> **Written task**:
Print, exactly and completely, every entry in the data.

> **Task input**:
"""
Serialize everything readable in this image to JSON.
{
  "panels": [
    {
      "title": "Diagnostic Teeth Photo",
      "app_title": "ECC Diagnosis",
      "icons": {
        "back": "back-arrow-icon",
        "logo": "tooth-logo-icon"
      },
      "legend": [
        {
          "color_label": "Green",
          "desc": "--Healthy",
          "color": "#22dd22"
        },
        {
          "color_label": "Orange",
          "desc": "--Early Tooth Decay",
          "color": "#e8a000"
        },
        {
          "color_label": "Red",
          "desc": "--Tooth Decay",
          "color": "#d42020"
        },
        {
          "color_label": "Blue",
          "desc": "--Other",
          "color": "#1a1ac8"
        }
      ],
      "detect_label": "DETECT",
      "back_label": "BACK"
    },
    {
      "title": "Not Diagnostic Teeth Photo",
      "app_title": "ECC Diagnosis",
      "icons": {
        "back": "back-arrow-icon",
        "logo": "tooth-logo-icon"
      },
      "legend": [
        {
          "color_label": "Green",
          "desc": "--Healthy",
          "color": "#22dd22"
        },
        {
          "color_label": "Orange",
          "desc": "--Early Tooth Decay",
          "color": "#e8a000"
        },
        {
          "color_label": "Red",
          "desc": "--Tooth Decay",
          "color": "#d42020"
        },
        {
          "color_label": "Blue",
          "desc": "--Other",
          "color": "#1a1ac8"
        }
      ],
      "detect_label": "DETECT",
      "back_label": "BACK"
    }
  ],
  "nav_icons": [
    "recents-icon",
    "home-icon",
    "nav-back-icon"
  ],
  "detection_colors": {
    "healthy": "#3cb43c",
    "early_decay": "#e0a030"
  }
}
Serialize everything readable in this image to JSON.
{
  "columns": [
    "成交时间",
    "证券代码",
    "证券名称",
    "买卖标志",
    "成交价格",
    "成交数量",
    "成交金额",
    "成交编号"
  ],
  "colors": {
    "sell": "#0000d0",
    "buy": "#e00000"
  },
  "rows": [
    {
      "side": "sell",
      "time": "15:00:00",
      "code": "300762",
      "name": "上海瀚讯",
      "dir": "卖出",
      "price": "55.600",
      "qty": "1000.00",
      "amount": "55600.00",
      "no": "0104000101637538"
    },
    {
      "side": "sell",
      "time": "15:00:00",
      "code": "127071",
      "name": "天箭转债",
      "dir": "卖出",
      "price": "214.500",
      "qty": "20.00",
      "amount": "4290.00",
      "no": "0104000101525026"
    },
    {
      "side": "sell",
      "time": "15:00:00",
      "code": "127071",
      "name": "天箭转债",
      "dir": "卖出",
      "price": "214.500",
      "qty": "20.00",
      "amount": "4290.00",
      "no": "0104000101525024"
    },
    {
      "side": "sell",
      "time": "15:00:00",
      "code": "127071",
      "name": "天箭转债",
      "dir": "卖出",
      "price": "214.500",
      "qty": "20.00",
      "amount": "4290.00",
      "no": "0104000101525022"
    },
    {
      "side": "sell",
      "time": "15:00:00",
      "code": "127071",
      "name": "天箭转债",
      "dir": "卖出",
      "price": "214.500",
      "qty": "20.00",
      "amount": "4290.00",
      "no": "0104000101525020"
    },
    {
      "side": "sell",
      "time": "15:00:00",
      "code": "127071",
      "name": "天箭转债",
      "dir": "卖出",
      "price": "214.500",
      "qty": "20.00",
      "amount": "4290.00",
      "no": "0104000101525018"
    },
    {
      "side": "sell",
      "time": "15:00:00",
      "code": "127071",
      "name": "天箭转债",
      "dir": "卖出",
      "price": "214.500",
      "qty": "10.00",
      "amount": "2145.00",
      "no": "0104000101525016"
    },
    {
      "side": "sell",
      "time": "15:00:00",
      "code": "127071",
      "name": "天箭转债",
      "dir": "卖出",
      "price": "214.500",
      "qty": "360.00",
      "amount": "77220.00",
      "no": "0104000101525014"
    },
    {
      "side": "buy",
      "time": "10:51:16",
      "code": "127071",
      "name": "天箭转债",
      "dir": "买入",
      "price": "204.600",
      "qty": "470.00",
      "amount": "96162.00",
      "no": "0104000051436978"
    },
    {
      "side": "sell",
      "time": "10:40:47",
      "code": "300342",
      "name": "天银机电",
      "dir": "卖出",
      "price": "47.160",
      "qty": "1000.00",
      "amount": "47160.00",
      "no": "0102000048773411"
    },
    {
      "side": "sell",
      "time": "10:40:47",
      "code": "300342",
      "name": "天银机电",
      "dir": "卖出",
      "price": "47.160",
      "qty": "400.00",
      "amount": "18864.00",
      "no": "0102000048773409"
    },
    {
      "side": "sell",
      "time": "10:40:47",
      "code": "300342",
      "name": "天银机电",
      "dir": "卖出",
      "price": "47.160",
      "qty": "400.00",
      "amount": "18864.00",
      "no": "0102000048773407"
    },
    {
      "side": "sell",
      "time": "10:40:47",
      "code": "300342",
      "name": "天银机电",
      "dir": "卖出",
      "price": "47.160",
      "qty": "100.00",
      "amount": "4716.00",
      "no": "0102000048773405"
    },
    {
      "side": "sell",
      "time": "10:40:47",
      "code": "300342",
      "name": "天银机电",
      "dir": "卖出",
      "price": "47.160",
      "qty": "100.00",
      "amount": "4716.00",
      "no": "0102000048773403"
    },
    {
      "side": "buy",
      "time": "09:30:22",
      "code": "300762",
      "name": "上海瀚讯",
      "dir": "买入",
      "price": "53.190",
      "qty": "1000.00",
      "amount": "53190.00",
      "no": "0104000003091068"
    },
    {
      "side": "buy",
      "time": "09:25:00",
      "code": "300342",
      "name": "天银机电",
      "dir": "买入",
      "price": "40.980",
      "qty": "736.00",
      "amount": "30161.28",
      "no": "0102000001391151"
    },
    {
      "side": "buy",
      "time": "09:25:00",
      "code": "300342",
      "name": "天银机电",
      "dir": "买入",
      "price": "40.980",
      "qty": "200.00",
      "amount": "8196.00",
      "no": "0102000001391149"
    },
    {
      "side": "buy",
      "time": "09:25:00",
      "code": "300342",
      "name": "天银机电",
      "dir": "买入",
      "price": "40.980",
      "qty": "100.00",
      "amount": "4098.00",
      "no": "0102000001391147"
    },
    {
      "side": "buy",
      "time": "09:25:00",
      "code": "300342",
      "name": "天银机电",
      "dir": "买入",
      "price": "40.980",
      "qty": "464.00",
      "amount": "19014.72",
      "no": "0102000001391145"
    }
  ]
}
"""
> **Problem solution**:
Serialize everything readable in this image to JSON.
{
  "panels": [
    {
      "title": "Diagnostic Teeth Photo",
      "app_title": "ECC Diagnosis",
      "icons": {
        "back": "back-arrow-icon",
        "logo": "tooth-logo-icon"
      },
      "legend": [
        {
          "color_label": "Green",
          "desc": "--Healthy",
          "color": "#22dd22"
        },
        {
          "color_label": "Orange",
          "desc": "--Early Tooth Decay",
          "color": "#e8a000"
        },
        {
          "color_label": "Red",
          "desc": "--Tooth Decay",
          "color": "#d42020"
        },
        {
          "color_label": "Blue",
          "desc": "--Other",
          "color": "#1a1ac8"
        }
      ],
      "detect_label": "DETECT",
      "back_label": "BACK"
    },
    {
      "title": "Not Diagnostic Teeth Photo",
      "app_title": "ECC Diagnosis",
      "icons": {
        "back": "back-arrow-icon",
        "logo": "tooth-logo-icon"
      },
      "legend": [
        {
          "color_label": "Green",
          "desc": "--Healthy",
          "color": "#22dd22"
        },
        {
          "color_label": "Orange",
          "desc": "--Early Tooth Decay",
          "color": "#e8a000"
        },
        {
          "color_label": "Red",
          "desc": "--Tooth Decay",
          "color": "#d42020"
        },
        {
          "color_label": "Blue",
          "desc": "--Other",
          "color": "#1a1ac8"
        }
      ],
      "detect_label": "DETECT",
      "back_label": "BACK"
    }
  ],
  "nav_icons": [
    "recents-icon",
    "home-icon",
    "nav-back-icon"
  ],
  "detection_colors": {
    "healthy": "#3cb43c",
    "early_decay": "#e0a030"
  }
}
Serialize everything readable in this image to JSON.
{
  "columns": [
    "成交时间",
    "证券代码",
    "证券名称",
    "买卖标志",
    "成交价格",
    "成交数量",
    "成交金额",
    "成交编号"
  ],
  "colors": {
    "sell": "#0000d0",
    "buy": "#e00000"
  },
  "rows": [
    {
      "side": "sell",
      "time": "15:00:00",
      "code": "300762",
      "name": "上海瀚讯",
      "dir": "卖出",
      "price": "55.600",
      "qty": "1000.00",
      "amount": "55600.00",
      "no": "0104000101637538"
    },
    {
      "side": "sell",
      "time": "15:00:00",
      "code": "127071",
      "name": "天箭转债",
      "dir": "卖出",
      "price": "214.500",
      "qty": "20.00",
      "amount": "4290.00",
      "no": "0104000101525026"
    },
    {
      "side": "sell",
      "time": "15:00:00",
      "code": "127071",
      "name": "天箭转债",
      "dir": "卖出",
      "price": "214.500",
      "qty": "20.00",
      "amount": "4290.00",
      "no": "0104000101525024"
    },
    {
      "side": "sell",
      "time": "15:00:00",
      "code": "127071",
      "name": "天箭转债",
      "dir": "卖出",
      "price": "214.500",
      "qty": "20.00",
      "amount": "4290.00",
      "no": "0104000101525022"
    },
    {
      "side": "sell",
      "time": "15:00:00",
      "code": "127071",
      "name": "天箭转债",
      "dir": "卖出",
      "price": "214.500",
      "qty": "20.00",
      "amount": "4290.00",
      "no": "0104000101525020"
    },
    {
      "side": "sell",
      "time": "15:00:00",
      "code": "127071",
      "name": "天箭转债",
      "dir": "卖出",
      "price": "214.500",
      "qty": "20.00",
      "amount": "4290.00",
      "no": "0104000101525018"
    },
    {
      "side": "sell",
      "time": "15:00:00",
      "code": "127071",
      "name": "天箭转债",
      "dir": "卖出",
      "price": "214.500",
      "qty": "10.00",
      "amount": "2145.00",
      "no": "0104000101525016"
    },
    {
      "side": "sell",
      "time": "15:00:00",
      "code": "127071",
      "name": "天箭转债",
      "dir": "卖出",
      "price": "214.500",
      "qty": "360.00",
      "amount": "77220.00",
      "no": "0104000101525014"
    },
    {
      "side": "buy",
      "time": "10:51:16",
      "code": "127071",
      "name": "天箭转债",
      "dir": "买入",
      "price": "204.600",
      "qty": "470.00",
      "amount": "96162.00",
      "no": "0104000051436978"
    },
    {
      "side": "sell",
      "time": "10:40:47",
      "code": "300342",
      "name": "天银机电",
      "dir": "卖出",
      "price": "47.160",
      "qty": "1000.00",
      "amount": "47160.00",
      "no": "0102000048773411"
    },
    {
      "side": "sell",
      "time": "10:40:47",
      "code": "300342",
      "name": "天银机电",
      "dir": "卖出",
      "price": "47.160",
      "qty": "400.00",
      "amount": "18864.00",
      "no": "0102000048773409"
    },
    {
      "side": "sell",
      "time": "10:40:47",
      "code": "300342",
      "name": "天银机电",
      "dir": "卖出",
      "price": "47.160",
      "qty": "400.00",
      "amount": "18864.00",
      "no": "0102000048773407"
    },
    {
      "side": "sell",
      "time": "10:40:47",
      "code": "300342",
      "name": "天银机电",
      "dir": "卖出",
      "price": "47.160",
      "qty": "100.00",
      "amount": "4716.00",
      "no": "0102000048773405"
    },
    {
      "side": "sell",
      "time": "10:40:47",
      "code": "300342",
      "name": "天银机电",
      "dir": "卖出",
      "price": "47.160",
      "qty": "100.00",
      "amount": "4716.00",
      "no": "0102000048773403"
    },
    {
      "side": "buy",
      "time": "09:30:22",
      "code": "300762",
      "name": "上海瀚讯",
      "dir": "买入",
      "price": "53.190",
      "qty": "1000.00",
      "amount": "53190.00",
      "no": "0104000003091068"
    },
    {
      "side": "buy",
      "time": "09:25:00",
      "code": "300342",
      "name": "天银机电",
      "dir": "买入",
      "price": "40.980",
      "qty": "736.00",
      "amount": "30161.28",
      "no": "0102000001391151"
    },
    {
      "side": "buy",
      "time": "09:25:00",
      "code": "300342",
      "name": "天银机电",
      "dir": "买入",
      "price": "40.980",
      "qty": "200.00",
      "amount": "8196.00",
      "no": "0102000001391149"
    },
    {
      "side": "buy",
      "time": "09:25:00",
      "code": "300342",
      "name": "天银机电",
      "dir": "买入",
      "price": "40.980",
      "qty": "100.00",
      "amount": "4098.00",
      "no": "0102000001391147"
    },
    {
      "side": "buy",
      "time": "09:25:00",
      "code": "300342",
      "name": "天银机电",
      "dir": "买入",
      "price": "40.980",
      "qty": "464.00",
      "amount": "19014.72",
      "no": "0102000001391145"
    }
  ]
}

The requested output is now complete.